───── PROVIDED ENTRIES ─────
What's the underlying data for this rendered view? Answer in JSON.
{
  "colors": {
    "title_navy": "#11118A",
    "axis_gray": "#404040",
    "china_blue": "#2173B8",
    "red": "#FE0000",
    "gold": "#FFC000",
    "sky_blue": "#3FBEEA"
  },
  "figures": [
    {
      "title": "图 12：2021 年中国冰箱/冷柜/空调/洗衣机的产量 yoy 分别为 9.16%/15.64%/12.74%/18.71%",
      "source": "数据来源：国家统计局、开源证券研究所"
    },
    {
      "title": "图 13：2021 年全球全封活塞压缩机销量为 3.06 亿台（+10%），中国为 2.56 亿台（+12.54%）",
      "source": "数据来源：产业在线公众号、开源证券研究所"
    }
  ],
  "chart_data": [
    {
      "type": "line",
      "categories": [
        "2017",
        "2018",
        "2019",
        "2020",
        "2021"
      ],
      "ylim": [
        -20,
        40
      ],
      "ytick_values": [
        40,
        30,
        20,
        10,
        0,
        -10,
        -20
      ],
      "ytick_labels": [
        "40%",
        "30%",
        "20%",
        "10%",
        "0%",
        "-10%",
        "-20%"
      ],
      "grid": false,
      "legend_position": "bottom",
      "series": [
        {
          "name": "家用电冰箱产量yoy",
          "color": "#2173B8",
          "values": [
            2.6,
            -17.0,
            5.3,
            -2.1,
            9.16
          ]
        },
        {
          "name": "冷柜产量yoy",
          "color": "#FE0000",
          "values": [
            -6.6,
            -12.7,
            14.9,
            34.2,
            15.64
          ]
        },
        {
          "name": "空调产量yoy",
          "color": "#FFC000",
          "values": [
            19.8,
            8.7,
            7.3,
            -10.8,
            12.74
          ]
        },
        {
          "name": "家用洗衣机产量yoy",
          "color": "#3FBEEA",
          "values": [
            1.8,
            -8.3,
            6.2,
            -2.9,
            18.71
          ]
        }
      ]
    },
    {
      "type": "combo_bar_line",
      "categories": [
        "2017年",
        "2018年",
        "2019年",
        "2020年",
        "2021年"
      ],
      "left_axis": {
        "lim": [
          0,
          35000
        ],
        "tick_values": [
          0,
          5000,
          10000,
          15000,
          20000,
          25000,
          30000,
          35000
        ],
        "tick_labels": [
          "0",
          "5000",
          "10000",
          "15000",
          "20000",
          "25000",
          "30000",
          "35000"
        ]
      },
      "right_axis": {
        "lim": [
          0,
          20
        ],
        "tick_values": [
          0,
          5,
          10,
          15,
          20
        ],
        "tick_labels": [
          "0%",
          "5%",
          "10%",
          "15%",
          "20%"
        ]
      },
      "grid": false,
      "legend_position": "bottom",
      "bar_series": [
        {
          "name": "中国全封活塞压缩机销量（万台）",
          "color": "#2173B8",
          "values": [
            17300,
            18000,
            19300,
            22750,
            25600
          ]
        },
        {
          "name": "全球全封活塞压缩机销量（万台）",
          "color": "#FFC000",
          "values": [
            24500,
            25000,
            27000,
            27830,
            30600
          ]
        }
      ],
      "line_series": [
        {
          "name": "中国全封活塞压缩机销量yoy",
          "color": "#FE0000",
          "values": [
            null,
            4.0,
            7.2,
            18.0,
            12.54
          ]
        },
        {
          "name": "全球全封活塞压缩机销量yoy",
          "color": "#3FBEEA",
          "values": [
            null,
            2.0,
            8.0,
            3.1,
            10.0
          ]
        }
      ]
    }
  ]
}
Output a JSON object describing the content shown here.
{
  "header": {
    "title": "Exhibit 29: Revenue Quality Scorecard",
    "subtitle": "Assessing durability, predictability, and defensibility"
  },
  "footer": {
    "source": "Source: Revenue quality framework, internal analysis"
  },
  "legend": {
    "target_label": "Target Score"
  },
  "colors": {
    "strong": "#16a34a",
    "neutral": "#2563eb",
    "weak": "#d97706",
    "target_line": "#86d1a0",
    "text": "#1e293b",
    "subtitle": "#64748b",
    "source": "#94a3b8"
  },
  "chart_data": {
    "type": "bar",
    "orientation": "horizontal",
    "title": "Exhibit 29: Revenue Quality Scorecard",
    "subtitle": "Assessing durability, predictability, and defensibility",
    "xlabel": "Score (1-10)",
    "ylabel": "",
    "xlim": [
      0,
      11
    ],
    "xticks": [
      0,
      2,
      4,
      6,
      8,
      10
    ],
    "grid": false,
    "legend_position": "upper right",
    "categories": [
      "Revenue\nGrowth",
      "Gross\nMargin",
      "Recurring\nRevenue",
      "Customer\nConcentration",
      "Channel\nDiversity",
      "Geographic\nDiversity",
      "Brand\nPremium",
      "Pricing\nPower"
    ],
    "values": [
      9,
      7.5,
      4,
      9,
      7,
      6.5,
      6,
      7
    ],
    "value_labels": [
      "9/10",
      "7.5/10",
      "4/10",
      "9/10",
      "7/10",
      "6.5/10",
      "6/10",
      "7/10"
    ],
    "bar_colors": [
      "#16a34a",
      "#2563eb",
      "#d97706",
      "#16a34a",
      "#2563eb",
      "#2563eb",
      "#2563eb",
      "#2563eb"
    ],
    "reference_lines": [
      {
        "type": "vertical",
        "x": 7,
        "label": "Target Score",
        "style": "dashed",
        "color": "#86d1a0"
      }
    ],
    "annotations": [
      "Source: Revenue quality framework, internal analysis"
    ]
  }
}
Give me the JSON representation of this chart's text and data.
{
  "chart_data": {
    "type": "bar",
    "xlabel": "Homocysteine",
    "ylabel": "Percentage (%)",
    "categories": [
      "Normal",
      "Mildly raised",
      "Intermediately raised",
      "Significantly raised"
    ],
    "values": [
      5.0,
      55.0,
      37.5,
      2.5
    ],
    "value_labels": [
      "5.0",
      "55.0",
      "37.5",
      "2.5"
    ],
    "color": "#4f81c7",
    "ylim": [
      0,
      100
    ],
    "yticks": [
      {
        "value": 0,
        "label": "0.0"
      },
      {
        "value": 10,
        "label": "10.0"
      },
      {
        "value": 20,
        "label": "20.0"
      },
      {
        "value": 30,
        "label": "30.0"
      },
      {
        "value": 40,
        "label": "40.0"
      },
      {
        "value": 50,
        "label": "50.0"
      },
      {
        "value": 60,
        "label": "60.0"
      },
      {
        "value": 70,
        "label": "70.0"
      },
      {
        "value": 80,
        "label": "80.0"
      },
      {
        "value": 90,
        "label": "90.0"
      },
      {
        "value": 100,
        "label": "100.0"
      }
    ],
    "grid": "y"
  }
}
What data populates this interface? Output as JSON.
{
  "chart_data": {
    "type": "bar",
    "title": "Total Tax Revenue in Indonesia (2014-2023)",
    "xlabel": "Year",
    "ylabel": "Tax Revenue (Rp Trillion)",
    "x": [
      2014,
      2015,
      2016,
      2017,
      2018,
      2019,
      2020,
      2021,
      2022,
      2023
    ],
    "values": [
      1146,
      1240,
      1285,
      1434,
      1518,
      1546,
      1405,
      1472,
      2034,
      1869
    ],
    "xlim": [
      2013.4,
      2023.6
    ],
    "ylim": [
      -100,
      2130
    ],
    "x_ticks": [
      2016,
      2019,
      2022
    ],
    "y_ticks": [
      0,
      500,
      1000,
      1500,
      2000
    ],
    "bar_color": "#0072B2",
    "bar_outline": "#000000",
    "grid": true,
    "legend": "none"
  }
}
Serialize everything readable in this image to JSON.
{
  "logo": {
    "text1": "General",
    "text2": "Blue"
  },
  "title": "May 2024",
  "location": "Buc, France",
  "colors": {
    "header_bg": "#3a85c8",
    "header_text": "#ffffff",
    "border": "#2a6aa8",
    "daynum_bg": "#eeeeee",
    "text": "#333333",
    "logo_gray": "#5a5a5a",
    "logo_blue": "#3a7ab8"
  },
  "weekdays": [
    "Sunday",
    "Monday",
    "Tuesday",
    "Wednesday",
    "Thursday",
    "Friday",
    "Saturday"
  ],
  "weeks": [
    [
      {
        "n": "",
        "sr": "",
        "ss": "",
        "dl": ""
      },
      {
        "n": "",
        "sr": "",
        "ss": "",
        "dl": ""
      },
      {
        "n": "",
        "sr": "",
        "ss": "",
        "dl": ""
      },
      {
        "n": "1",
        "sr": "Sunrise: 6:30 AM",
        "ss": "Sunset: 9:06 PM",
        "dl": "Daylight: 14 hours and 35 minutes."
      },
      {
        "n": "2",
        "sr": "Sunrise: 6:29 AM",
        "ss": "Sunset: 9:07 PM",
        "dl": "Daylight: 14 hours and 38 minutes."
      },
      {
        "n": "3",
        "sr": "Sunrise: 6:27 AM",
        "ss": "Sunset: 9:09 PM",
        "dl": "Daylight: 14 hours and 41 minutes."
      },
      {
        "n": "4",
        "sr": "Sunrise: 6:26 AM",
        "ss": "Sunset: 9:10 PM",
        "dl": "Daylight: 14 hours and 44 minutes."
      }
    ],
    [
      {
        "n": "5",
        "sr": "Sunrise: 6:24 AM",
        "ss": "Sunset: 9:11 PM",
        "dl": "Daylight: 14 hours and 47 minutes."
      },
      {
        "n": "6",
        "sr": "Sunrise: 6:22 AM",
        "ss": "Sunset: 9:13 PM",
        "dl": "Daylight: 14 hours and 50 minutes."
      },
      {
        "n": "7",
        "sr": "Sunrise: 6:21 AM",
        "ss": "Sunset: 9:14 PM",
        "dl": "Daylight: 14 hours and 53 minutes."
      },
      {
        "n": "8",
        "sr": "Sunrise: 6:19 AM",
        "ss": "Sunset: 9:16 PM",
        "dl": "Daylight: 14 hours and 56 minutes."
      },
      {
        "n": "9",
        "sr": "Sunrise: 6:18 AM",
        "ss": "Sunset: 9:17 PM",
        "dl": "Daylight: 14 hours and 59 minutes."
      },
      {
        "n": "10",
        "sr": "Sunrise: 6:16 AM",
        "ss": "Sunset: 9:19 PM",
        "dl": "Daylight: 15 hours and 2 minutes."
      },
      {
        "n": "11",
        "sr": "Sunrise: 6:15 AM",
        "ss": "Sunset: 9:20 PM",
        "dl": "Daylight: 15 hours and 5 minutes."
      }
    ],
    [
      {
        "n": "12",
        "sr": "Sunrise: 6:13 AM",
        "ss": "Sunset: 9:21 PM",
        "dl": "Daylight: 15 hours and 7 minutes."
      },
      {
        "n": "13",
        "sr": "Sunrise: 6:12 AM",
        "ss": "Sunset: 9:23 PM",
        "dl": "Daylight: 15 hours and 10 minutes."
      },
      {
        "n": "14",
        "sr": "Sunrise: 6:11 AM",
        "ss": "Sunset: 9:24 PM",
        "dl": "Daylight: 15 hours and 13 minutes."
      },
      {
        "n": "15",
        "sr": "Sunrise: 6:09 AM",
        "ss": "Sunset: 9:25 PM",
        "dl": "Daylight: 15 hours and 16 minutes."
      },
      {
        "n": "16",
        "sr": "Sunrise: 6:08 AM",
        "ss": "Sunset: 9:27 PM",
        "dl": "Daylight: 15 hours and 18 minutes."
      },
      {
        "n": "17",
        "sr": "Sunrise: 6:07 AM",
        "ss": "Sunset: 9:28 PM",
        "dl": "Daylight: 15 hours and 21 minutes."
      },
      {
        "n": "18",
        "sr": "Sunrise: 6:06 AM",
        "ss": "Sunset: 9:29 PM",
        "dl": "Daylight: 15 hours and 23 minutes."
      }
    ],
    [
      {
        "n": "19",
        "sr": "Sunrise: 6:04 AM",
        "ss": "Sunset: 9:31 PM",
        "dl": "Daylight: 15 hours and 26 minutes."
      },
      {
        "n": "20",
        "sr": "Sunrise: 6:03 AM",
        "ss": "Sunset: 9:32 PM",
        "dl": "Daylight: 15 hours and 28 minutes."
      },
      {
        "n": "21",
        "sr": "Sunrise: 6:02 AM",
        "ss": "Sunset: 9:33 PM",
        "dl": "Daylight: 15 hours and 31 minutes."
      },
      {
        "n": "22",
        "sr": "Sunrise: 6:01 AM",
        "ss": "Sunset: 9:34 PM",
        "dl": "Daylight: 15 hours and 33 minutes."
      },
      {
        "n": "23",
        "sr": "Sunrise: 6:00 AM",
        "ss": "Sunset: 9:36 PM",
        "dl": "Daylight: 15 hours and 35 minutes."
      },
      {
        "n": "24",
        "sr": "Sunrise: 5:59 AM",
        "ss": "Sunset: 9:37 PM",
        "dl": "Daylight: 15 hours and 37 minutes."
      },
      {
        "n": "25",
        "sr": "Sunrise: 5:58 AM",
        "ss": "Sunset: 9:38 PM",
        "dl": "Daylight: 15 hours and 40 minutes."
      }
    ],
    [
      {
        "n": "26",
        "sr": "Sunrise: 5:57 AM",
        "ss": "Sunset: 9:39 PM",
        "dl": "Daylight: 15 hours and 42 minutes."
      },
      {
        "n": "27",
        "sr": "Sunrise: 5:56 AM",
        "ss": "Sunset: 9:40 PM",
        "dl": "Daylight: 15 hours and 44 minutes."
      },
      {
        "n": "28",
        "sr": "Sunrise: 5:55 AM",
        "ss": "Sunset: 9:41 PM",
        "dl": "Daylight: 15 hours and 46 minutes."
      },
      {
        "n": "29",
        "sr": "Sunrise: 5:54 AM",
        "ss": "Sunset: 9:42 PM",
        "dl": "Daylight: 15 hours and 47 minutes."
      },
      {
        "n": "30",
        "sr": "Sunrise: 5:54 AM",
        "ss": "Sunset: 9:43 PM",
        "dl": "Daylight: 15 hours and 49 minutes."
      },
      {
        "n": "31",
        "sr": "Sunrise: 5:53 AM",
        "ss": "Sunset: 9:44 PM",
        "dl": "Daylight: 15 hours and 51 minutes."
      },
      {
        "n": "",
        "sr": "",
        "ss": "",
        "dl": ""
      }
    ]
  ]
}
─────
**WHAT YOU ARE ASKED TO DO:** Gather, from the listing above, every line carrying the word "name".

**FINAL ANSWER:**
          "name": "家用电冰箱产量yoy",
          "name": "冷柜产量yoy",
          "name": "空调产量yoy",
          "name": "家用洗衣机产量yoy",
          "name": "中国全封活塞压缩机销量（万台）",
          "name": "全球全封活塞压缩机销量（万台）",
          "name": "中国全封活塞压缩机销量yoy",
          "name": "全球全封活塞压缩机销量yoy",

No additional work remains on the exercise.